Records
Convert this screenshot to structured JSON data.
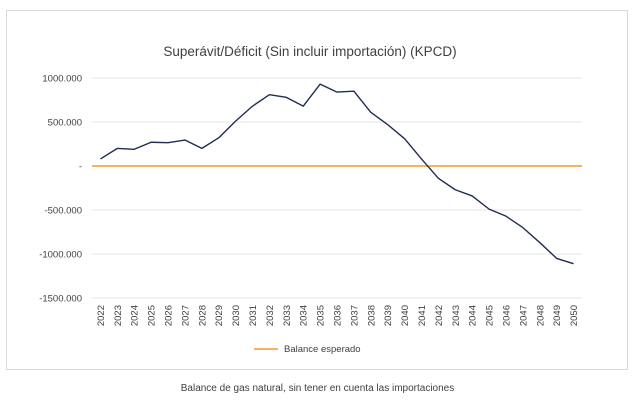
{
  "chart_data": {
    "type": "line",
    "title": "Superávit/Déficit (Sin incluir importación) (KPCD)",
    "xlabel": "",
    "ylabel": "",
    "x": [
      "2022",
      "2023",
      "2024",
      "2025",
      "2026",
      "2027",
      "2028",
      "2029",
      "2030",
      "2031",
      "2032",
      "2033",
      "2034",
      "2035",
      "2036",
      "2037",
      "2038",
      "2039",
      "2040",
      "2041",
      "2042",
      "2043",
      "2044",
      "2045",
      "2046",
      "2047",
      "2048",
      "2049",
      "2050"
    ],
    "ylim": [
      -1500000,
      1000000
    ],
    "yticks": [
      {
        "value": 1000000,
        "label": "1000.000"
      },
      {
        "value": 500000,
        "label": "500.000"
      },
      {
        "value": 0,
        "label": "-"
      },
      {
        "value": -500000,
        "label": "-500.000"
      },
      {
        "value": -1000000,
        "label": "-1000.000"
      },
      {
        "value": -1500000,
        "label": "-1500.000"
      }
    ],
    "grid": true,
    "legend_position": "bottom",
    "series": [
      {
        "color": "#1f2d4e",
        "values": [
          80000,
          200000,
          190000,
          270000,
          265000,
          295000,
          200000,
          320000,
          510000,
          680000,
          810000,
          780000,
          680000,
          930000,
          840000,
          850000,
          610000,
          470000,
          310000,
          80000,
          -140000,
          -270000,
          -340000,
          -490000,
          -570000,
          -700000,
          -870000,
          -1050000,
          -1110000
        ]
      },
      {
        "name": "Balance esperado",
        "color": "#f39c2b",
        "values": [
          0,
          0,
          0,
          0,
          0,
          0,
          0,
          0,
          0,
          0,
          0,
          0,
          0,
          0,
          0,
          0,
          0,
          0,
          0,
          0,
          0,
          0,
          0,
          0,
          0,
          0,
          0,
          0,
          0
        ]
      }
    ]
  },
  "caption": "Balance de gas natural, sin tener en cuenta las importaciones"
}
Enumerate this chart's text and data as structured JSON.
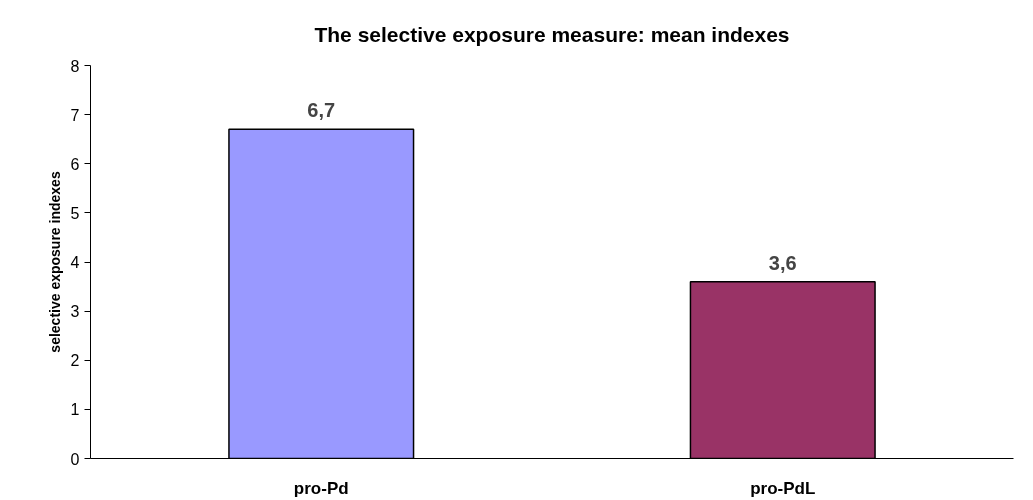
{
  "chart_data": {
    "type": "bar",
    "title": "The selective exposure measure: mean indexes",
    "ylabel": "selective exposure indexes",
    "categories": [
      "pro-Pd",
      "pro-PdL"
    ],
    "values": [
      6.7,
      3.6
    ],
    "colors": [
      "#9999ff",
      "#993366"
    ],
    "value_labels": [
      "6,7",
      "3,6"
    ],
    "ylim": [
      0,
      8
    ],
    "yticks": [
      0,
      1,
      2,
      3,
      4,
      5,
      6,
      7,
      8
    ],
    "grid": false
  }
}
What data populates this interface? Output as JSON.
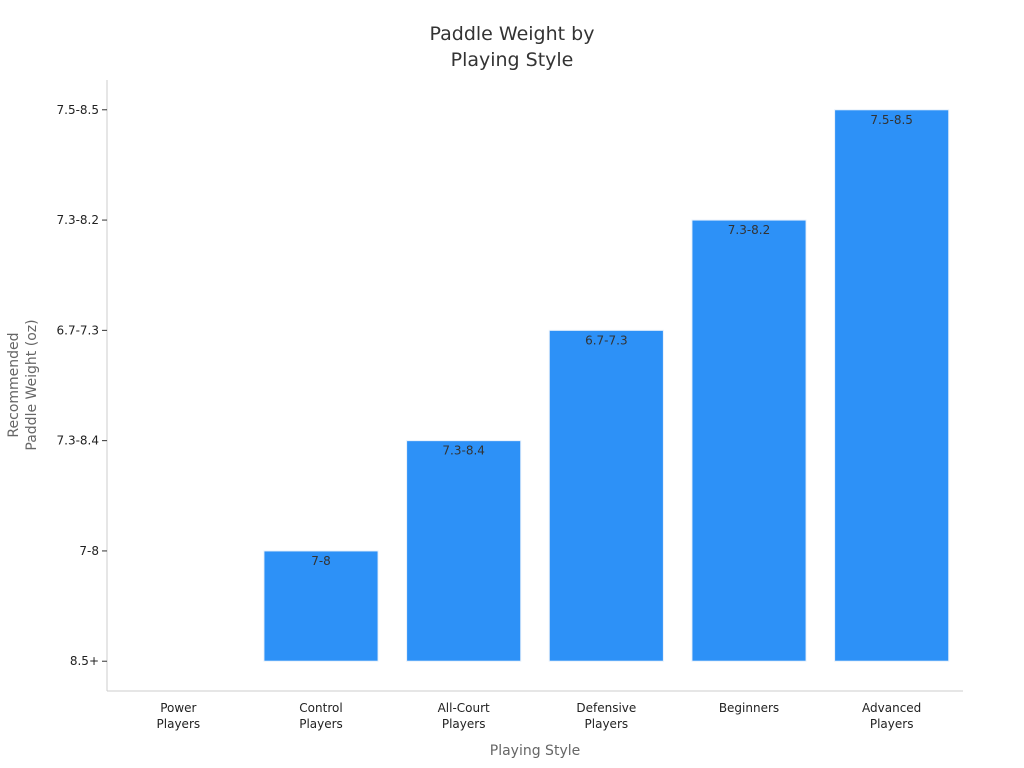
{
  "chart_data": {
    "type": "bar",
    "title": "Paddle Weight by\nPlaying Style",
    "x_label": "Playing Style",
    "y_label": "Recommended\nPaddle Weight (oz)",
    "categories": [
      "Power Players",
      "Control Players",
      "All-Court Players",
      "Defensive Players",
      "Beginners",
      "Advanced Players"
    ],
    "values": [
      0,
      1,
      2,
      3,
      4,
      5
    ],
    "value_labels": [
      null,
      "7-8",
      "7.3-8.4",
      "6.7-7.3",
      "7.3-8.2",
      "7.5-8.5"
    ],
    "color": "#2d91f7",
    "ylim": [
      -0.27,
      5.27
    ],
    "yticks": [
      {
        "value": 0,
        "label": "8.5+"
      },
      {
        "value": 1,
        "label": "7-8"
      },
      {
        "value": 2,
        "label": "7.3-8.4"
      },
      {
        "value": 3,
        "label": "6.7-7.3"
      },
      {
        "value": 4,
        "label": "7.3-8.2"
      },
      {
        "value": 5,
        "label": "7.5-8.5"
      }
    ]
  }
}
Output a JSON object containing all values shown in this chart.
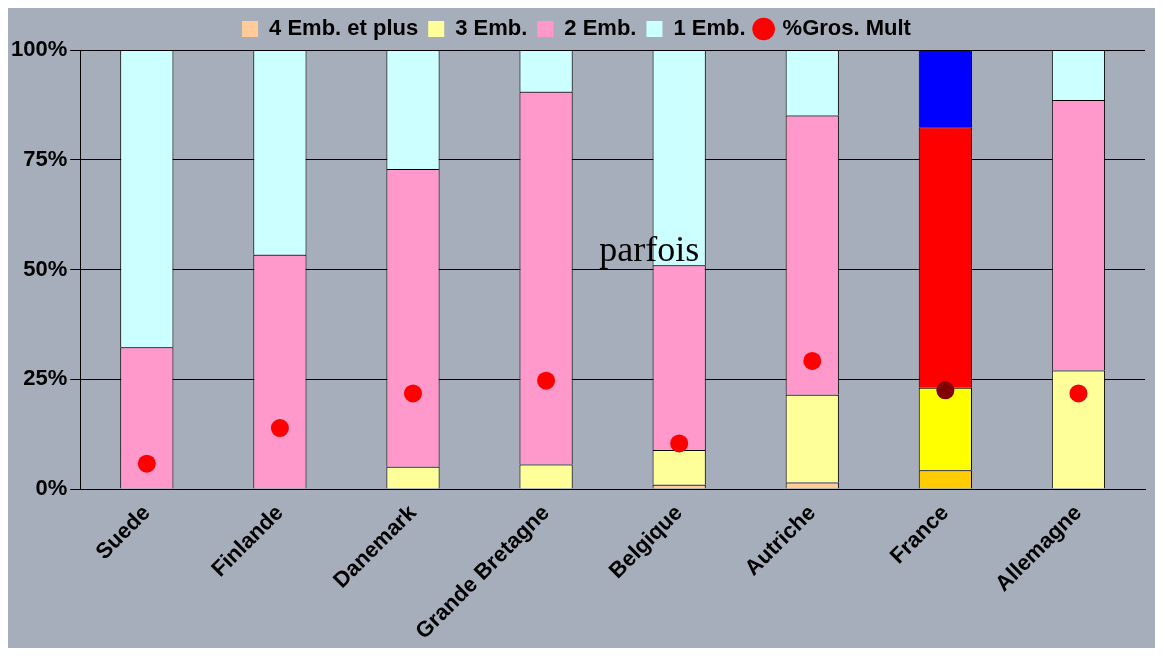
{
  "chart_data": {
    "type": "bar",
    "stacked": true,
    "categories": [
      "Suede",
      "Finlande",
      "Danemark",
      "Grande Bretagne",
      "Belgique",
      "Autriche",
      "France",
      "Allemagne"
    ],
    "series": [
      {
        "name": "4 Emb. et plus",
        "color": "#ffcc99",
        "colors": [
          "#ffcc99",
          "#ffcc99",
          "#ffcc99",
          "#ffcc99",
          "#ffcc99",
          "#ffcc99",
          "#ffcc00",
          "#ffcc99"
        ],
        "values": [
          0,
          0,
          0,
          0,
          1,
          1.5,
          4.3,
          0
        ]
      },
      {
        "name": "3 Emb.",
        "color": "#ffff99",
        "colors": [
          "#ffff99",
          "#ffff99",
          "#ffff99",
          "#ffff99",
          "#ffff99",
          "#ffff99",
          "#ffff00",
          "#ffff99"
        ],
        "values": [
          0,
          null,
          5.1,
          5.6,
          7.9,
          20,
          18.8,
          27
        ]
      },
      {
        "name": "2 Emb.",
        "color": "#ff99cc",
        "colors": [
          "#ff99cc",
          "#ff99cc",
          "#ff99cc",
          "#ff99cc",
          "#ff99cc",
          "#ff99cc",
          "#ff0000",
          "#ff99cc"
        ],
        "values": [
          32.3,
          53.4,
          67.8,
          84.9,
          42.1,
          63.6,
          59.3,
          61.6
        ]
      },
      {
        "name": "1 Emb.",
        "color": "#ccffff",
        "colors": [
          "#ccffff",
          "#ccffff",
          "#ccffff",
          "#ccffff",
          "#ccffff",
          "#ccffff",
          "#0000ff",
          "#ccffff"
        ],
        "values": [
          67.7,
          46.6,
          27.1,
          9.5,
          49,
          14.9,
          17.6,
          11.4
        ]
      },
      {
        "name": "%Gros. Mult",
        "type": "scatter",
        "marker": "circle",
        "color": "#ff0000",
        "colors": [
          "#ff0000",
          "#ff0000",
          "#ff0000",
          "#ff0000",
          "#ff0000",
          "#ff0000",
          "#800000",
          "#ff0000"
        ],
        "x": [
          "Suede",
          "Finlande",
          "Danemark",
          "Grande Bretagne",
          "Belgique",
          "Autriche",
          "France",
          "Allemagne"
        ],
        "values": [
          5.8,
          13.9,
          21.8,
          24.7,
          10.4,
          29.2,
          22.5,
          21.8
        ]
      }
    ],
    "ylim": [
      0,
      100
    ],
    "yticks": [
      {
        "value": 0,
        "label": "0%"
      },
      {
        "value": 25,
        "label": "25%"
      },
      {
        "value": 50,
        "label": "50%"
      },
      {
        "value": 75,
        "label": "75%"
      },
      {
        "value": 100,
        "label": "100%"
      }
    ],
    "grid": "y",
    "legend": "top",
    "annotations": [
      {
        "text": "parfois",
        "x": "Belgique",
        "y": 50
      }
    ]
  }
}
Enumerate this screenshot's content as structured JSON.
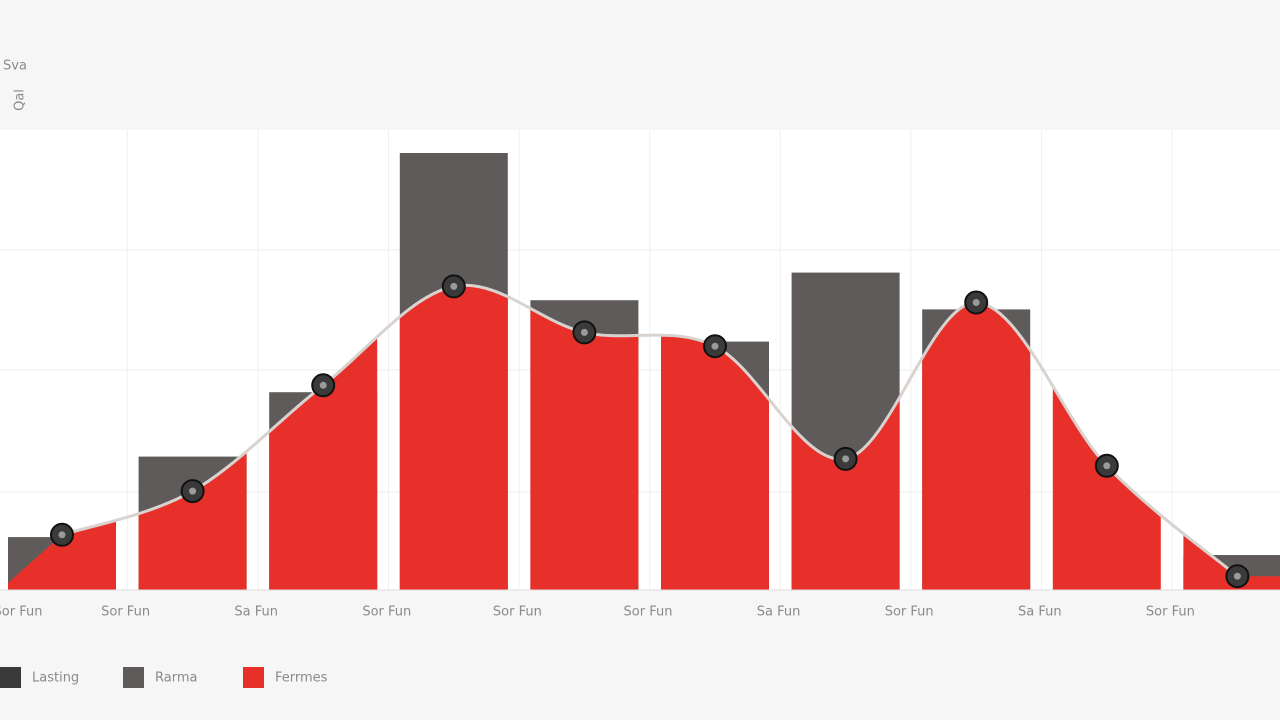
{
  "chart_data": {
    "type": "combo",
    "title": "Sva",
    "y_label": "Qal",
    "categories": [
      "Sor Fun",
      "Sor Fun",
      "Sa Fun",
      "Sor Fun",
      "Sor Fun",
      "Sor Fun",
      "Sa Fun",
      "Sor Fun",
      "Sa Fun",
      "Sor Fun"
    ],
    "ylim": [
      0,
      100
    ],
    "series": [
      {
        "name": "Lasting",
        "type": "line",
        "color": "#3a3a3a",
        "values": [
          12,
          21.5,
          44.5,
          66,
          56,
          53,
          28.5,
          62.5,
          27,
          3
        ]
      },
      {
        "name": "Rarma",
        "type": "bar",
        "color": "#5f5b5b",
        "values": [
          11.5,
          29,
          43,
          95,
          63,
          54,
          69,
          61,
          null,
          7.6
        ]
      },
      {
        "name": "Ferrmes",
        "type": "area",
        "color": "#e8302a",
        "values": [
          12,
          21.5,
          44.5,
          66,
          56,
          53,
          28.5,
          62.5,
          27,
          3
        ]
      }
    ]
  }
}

## TASK STATEMENT
Look through the data and gather every line with the string "selective" in it.

## FULL ANSWER
    "title": "The selective exposure measure: mean indexes",
    "ylabel": "selective exposure indexes",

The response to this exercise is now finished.